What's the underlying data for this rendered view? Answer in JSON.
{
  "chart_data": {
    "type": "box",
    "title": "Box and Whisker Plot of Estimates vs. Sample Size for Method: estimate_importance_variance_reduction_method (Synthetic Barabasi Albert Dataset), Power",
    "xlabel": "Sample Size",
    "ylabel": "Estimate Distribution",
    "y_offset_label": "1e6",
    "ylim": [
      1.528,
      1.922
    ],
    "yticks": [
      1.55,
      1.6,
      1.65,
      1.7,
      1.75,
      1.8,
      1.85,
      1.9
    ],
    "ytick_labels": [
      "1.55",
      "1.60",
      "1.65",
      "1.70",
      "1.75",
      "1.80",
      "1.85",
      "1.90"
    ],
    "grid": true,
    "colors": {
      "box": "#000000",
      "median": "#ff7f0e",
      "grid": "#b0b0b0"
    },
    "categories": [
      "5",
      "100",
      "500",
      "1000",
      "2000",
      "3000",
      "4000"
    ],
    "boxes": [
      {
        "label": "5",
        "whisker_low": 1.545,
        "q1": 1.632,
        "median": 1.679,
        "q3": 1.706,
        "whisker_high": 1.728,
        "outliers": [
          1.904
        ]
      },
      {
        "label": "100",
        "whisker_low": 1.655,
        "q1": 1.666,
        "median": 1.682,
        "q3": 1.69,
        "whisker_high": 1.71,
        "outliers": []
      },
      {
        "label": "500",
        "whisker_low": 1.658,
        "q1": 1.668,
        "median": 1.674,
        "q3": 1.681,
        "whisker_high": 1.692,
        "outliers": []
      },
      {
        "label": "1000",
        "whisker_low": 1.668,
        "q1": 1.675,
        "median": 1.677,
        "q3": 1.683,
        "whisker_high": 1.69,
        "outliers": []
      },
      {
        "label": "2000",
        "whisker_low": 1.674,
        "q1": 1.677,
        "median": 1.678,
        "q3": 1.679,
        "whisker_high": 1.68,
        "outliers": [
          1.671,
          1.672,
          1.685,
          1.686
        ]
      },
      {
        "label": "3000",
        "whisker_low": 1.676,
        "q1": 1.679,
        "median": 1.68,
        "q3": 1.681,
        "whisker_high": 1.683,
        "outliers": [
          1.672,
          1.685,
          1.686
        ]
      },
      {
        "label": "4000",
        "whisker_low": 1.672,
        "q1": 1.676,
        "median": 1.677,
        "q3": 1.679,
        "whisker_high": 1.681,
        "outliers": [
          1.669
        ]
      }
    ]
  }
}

=-=-=

# [Task prompt]
Return each entry from the material above exactly as it appears.

# [Reply to the exercise]
What's the underlying data for this rendered view? Answer in JSON.
{
  "chart_data": {
    "type": "box",
    "title": "Box and Whisker Plot of Estimates vs. Sample Size for Method: estimate_importance_variance_reduction_method (Synthetic Barabasi Albert Dataset), Power",
    "xlabel": "Sample Size",
    "ylabel": "Estimate Distribution",
    "y_offset_label": "1e6",
    "ylim": [
      1.528,
      1.922
    ],
    "yticks": [
      1.55,
      1.6,
      1.65,
      1.7,
      1.75,
      1.8,
      1.85,
      1.9
    ],
    "ytick_labels": [
      "1.55",
      "1.60",
      "1.65",
      "1.70",
      "1.75",
      "1.80",
      "1.85",
      "1.90"
    ],
    "grid": true,
    "colors": {
      "box": "#000000",
      "median": "#ff7f0e",
      "grid": "#b0b0b0"
    },
    "categories": [
      "5",
      "100",
      "500",
      "1000",
      "2000",
      "3000",
      "4000"
    ],
    "boxes": [
      {
        "label": "5",
        "whisker_low": 1.545,
        "q1": 1.632,
        "median": 1.679,
        "q3": 1.706,
        "whisker_high": 1.728,
        "outliers": [
          1.904
        ]
      },
      {
        "label": "100",
        "whisker_low": 1.655,
        "q1": 1.666,
        "median": 1.682,
        "q3": 1.69,
        "whisker_high": 1.71,
        "outliers": []
      },
      {
        "label": "500",
        "whisker_low": 1.658,
        "q1": 1.668,
        "median": 1.674,
        "q3": 1.681,
        "whisker_high": 1.692,
        "outliers": []
      },
      {
        "label": "1000",
        "whisker_low": 1.668,
        "q1": 1.675,
        "median": 1.677,
        "q3": 1.683,
        "whisker_high": 1.69,
        "outliers": []
      },
      {
        "label": "2000",
        "whisker_low": 1.674,
        "q1": 1.677,
        "median": 1.678,
        "q3": 1.679,
        "whisker_high": 1.68,
        "outliers": [
          1.671,
          1.672,
          1.685,
          1.686
        ]
      },
      {
        "label": "3000",
        "whisker_low": 1.676,
        "q1": 1.679,
        "median": 1.68,
        "q3": 1.681,
        "whisker_high": 1.683,
        "outliers": [
          1.672,
          1.685,
          1.686
        ]
      },
      {
        "label": "4000",
        "whisker_low": 1.672,
        "q1": 1.676,
        "median": 1.677,
        "q3": 1.679,
        "whisker_high": 1.681,
        "outliers": [
          1.669
        ]
      }
    ]
  }
}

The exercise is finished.